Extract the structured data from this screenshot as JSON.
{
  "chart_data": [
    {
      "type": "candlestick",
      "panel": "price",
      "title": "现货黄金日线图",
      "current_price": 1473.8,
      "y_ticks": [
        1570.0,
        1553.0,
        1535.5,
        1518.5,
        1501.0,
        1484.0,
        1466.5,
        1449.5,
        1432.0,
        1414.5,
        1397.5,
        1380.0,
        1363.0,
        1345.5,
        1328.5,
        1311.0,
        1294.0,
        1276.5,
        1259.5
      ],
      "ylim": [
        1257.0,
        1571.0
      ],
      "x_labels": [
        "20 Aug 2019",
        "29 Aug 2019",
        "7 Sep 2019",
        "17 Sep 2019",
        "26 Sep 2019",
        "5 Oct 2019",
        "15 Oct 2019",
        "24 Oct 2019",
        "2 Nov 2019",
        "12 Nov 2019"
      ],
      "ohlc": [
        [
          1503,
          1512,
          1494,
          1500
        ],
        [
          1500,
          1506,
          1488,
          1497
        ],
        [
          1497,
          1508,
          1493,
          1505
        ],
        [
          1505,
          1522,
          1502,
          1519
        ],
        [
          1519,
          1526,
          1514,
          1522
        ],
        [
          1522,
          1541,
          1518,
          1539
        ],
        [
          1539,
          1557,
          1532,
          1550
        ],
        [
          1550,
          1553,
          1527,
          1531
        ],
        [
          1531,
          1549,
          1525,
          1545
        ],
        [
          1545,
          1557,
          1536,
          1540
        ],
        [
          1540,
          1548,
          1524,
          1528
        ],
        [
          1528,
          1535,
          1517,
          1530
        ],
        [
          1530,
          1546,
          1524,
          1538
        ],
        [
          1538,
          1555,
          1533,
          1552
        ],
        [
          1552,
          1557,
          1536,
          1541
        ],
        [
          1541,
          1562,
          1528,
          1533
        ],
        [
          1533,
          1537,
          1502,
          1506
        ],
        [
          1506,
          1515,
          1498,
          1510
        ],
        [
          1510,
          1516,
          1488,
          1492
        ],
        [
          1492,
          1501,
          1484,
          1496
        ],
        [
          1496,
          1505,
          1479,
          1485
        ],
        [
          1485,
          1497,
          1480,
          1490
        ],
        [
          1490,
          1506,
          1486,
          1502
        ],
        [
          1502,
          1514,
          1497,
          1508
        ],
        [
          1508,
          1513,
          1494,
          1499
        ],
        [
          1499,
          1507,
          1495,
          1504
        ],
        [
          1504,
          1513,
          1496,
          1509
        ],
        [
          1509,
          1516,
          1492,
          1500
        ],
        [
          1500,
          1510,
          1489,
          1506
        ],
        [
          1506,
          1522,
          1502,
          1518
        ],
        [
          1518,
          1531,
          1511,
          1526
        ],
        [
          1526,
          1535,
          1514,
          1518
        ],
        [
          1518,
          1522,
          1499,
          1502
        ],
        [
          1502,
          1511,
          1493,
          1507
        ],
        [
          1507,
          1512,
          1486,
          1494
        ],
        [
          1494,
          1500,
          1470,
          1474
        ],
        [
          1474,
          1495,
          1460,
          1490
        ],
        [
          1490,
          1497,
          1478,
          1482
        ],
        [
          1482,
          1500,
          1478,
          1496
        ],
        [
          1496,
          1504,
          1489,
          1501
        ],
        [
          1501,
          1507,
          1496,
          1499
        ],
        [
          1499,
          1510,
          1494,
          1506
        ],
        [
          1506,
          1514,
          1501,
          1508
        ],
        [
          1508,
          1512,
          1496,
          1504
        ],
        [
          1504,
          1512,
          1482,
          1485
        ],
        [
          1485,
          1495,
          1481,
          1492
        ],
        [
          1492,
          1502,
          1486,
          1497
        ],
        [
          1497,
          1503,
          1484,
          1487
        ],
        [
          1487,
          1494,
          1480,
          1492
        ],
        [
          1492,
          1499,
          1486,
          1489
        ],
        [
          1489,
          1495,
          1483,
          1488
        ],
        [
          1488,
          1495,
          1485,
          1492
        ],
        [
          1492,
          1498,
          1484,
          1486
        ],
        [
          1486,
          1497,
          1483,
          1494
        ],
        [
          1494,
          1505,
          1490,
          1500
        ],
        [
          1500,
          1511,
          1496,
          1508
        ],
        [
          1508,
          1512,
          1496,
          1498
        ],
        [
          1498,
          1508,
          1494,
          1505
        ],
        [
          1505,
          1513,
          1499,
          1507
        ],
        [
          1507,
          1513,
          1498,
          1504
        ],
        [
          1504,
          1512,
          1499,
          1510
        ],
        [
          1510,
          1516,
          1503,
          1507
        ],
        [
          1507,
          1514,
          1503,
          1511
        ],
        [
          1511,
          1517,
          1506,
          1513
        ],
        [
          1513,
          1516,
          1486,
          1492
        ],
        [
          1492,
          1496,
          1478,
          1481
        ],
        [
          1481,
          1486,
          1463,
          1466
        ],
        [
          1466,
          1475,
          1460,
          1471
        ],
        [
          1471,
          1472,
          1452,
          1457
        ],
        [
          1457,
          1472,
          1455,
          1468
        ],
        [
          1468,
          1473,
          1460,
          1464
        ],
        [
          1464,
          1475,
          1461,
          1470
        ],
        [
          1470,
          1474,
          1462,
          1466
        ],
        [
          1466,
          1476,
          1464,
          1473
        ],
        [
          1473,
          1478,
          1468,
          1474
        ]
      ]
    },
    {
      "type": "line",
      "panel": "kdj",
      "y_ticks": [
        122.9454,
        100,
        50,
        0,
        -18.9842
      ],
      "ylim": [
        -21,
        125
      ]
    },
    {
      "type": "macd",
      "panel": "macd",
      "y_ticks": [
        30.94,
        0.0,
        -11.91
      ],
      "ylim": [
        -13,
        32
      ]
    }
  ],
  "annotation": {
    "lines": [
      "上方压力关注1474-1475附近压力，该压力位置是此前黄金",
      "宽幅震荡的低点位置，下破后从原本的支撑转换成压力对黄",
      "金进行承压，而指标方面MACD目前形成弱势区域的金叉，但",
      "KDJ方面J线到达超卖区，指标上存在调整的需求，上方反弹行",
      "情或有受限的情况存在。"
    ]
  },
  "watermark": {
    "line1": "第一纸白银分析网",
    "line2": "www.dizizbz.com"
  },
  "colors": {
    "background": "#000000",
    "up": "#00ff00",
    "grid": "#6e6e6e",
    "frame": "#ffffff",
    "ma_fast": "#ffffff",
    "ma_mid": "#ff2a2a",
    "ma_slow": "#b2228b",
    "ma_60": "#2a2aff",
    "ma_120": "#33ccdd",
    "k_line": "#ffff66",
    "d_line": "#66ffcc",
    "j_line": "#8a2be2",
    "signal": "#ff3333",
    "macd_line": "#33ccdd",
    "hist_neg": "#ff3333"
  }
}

★ ★ ★

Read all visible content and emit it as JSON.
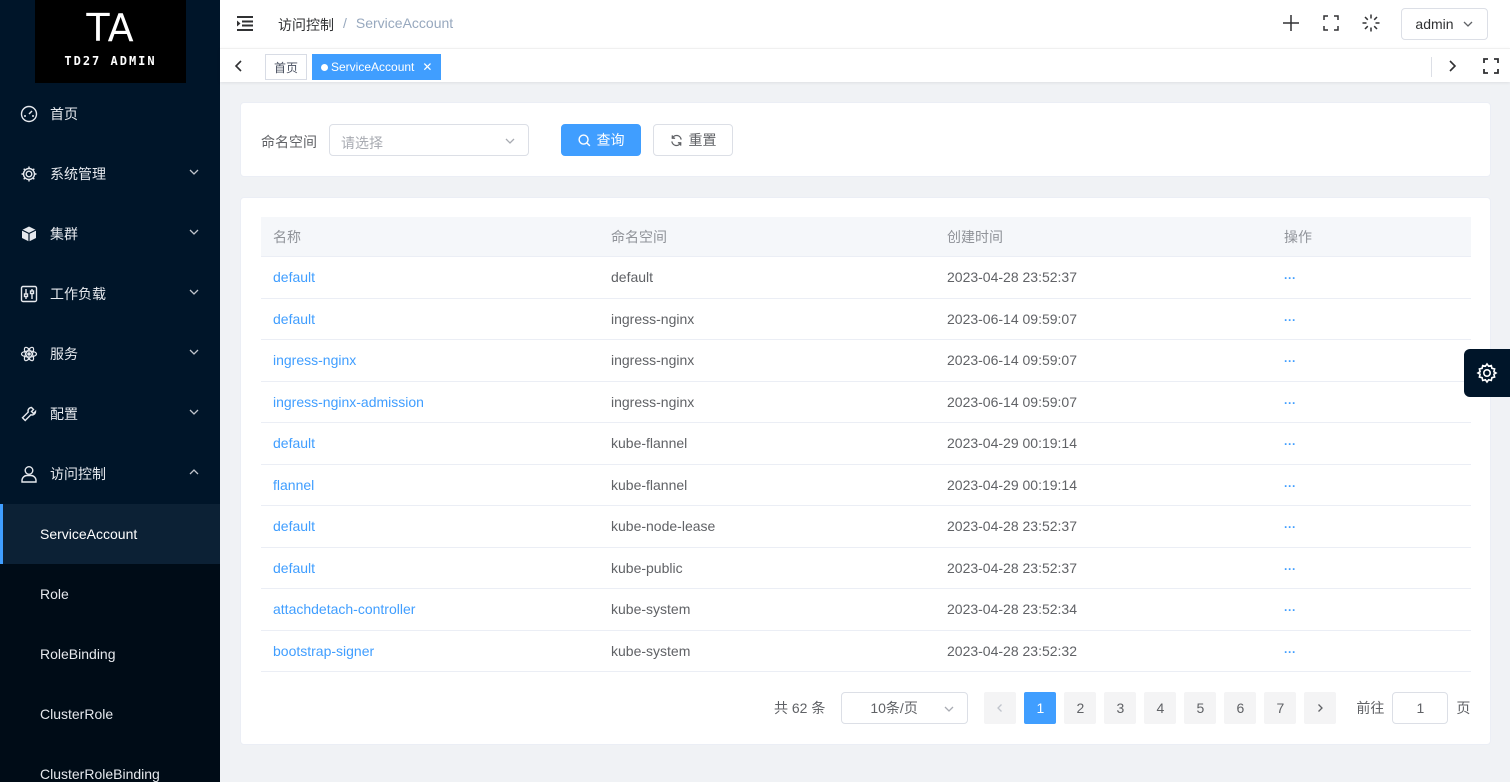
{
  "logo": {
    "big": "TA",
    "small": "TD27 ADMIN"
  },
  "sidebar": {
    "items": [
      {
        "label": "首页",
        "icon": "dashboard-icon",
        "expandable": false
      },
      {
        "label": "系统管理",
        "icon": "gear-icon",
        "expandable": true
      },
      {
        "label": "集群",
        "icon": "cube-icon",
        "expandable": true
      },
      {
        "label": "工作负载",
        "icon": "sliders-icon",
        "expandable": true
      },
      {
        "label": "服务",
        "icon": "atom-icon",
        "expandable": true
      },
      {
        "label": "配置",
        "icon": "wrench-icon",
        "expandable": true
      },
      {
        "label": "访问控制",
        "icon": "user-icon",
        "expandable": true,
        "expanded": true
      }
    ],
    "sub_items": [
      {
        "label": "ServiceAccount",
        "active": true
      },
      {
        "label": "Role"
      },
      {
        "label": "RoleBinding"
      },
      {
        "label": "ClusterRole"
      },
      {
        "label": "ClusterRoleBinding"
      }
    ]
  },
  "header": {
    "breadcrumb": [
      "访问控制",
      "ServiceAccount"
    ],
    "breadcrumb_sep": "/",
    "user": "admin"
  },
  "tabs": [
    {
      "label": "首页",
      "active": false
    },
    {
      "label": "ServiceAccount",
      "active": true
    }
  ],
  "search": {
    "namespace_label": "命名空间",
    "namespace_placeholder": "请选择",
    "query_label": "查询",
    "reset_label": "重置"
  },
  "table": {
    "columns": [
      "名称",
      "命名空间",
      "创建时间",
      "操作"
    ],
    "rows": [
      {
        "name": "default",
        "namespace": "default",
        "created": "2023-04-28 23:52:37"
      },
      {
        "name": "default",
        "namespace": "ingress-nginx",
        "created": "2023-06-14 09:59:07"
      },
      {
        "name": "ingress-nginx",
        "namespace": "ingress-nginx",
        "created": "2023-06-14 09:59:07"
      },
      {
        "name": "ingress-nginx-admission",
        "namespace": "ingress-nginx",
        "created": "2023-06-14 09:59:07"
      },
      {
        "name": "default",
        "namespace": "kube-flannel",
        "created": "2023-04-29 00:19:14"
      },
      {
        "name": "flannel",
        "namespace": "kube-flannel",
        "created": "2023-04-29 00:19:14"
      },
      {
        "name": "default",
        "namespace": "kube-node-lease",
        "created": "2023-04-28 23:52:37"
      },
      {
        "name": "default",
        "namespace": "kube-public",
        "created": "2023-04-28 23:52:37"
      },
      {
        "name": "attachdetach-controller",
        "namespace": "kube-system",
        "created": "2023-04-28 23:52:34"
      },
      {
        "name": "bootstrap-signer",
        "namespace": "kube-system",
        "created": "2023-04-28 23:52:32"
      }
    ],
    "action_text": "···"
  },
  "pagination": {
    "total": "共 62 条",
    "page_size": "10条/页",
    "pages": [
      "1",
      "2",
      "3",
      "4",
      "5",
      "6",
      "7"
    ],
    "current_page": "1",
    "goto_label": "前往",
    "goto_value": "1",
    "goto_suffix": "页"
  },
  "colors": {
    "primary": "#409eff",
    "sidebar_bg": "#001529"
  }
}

★ ★ ★

Search the entries for the word "icon", then list each line that holds it.

→ Correct answer:
        "icon": "dashboard-icon",
        "icon": "gear-icon",
        "icon": "cube-icon",
        "icon": "sliders-icon",
        "icon": "atom-icon",
        "icon": "wrench-icon",
        "icon": "user-icon",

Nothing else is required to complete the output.